Return the entries below in their exact form, leaving the pictures out.

Records contained in a dataset:
>> Begin
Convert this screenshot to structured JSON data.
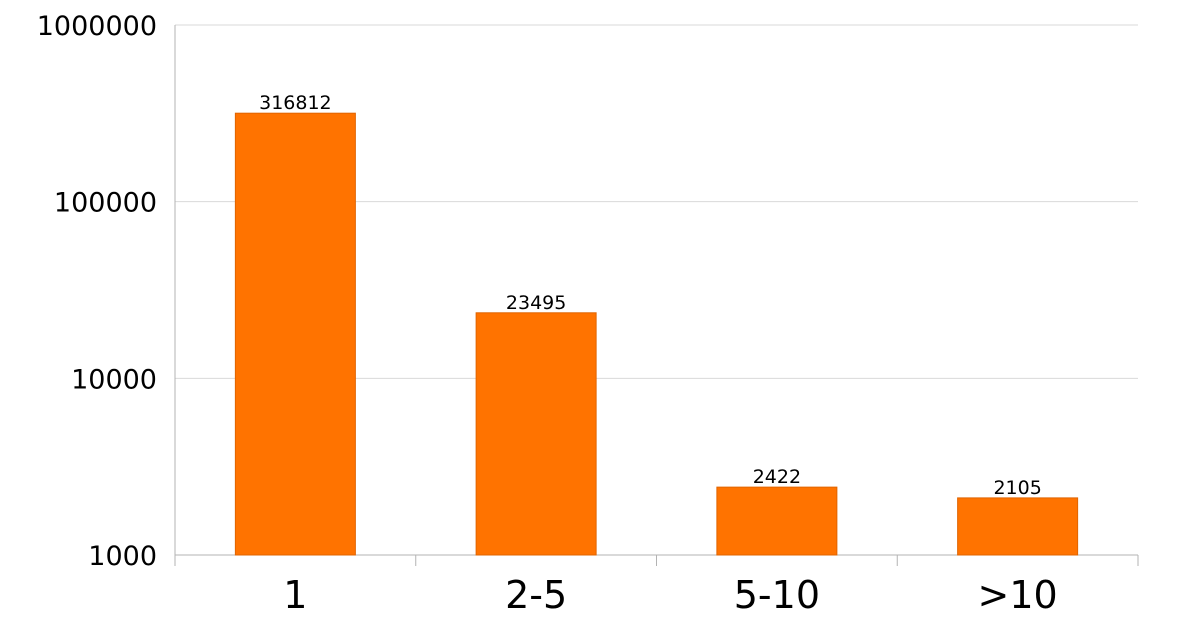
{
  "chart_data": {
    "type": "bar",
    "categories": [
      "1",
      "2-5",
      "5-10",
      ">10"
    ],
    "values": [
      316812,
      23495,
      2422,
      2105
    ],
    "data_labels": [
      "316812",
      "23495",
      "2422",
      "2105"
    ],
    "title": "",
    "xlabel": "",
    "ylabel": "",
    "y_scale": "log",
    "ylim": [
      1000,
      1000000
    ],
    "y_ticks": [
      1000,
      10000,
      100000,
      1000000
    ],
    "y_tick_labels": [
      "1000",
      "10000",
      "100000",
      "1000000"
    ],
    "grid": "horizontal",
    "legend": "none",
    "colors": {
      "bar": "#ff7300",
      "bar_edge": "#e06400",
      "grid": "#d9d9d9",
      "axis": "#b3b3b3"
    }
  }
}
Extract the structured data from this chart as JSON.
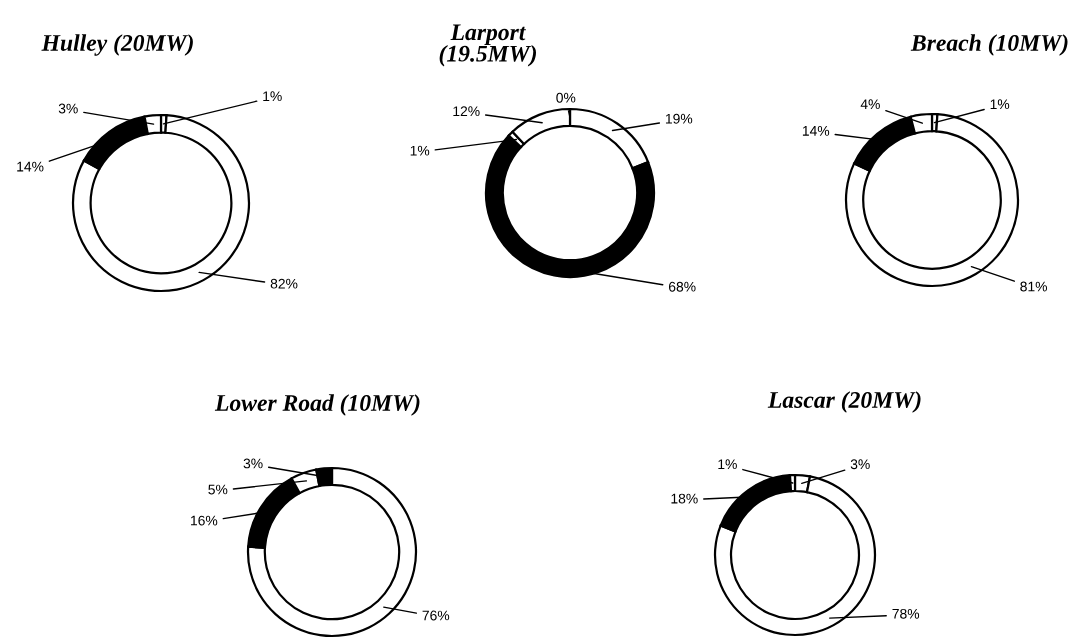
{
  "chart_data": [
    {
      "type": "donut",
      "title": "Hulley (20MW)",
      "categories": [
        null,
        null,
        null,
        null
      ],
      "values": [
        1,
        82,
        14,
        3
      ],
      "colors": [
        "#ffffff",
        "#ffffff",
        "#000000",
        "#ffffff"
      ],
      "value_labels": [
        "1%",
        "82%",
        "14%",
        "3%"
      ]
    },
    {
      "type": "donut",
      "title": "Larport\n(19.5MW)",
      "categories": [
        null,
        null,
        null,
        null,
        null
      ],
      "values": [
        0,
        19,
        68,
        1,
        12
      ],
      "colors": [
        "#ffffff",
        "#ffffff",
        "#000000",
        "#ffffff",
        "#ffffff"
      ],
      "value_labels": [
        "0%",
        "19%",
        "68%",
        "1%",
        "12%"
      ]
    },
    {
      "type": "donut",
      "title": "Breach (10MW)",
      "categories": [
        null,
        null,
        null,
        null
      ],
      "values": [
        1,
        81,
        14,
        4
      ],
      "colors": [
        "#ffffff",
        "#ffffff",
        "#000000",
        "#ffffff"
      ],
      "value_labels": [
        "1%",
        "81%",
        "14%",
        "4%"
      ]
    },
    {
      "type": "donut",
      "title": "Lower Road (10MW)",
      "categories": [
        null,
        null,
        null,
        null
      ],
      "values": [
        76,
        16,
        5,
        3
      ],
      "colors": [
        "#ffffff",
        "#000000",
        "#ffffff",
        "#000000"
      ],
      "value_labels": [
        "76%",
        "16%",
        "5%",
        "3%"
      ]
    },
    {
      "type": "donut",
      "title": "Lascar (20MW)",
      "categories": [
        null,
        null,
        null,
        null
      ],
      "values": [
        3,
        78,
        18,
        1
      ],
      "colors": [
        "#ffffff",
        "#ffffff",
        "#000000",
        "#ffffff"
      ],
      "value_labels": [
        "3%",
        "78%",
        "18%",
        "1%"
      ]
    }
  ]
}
>> End
• [Result below]
Convert this screenshot to structured JSON data.
{
  "chart_data": {
    "type": "bar",
    "categories": [
      "1",
      "2-5",
      "5-10",
      ">10"
    ],
    "values": [
      316812,
      23495,
      2422,
      2105
    ],
    "data_labels": [
      "316812",
      "23495",
      "2422",
      "2105"
    ],
    "title": "",
    "xlabel": "",
    "ylabel": "",
    "y_scale": "log",
    "ylim": [
      1000,
      1000000
    ],
    "y_ticks": [
      1000,
      10000,
      100000,
      1000000
    ],
    "y_tick_labels": [
      "1000",
      "10000",
      "100000",
      "1000000"
    ],
    "grid": "horizontal",
    "legend": "none",
    "colors": {
      "bar": "#ff7300",
      "bar_edge": "#e06400",
      "grid": "#d9d9d9",
      "axis": "#b3b3b3"
    }
  }
}
Extract the structured data from this chart as JSON.
{
  "chart_data": [
    {
      "type": "donut",
      "title": "Hulley (20MW)",
      "categories": [
        null,
        null,
        null,
        null
      ],
      "values": [
        1,
        82,
        14,
        3
      ],
      "colors": [
        "#ffffff",
        "#ffffff",
        "#000000",
        "#ffffff"
      ],
      "value_labels": [
        "1%",
        "82%",
        "14%",
        "3%"
      ]
    },
    {
      "type": "donut",
      "title": "Larport\n(19.5MW)",
      "categories": [
        null,
        null,
        null,
        null,
        null
      ],
      "values": [
        0,
        19,
        68,
        1,
        12
      ],
      "colors": [
        "#ffffff",
        "#ffffff",
        "#000000",
        "#ffffff",
        "#ffffff"
      ],
      "value_labels": [
        "0%",
        "19%",
        "68%",
        "1%",
        "12%"
      ]
    },
    {
      "type": "donut",
      "title": "Breach (10MW)",
      "categories": [
        null,
        null,
        null,
        null
      ],
      "values": [
        1,
        81,
        14,
        4
      ],
      "colors": [
        "#ffffff",
        "#ffffff",
        "#000000",
        "#ffffff"
      ],
      "value_labels": [
        "1%",
        "81%",
        "14%",
        "4%"
      ]
    },
    {
      "type": "donut",
      "title": "Lower Road (10MW)",
      "categories": [
        null,
        null,
        null,
        null
      ],
      "values": [
        76,
        16,
        5,
        3
      ],
      "colors": [
        "#ffffff",
        "#000000",
        "#ffffff",
        "#000000"
      ],
      "value_labels": [
        "76%",
        "16%",
        "5%",
        "3%"
      ]
    },
    {
      "type": "donut",
      "title": "Lascar (20MW)",
      "categories": [
        null,
        null,
        null,
        null
      ],
      "values": [
        3,
        78,
        18,
        1
      ],
      "colors": [
        "#ffffff",
        "#ffffff",
        "#000000",
        "#ffffff"
      ],
      "value_labels": [
        "3%",
        "78%",
        "18%",
        "1%"
      ]
    }
  ]
}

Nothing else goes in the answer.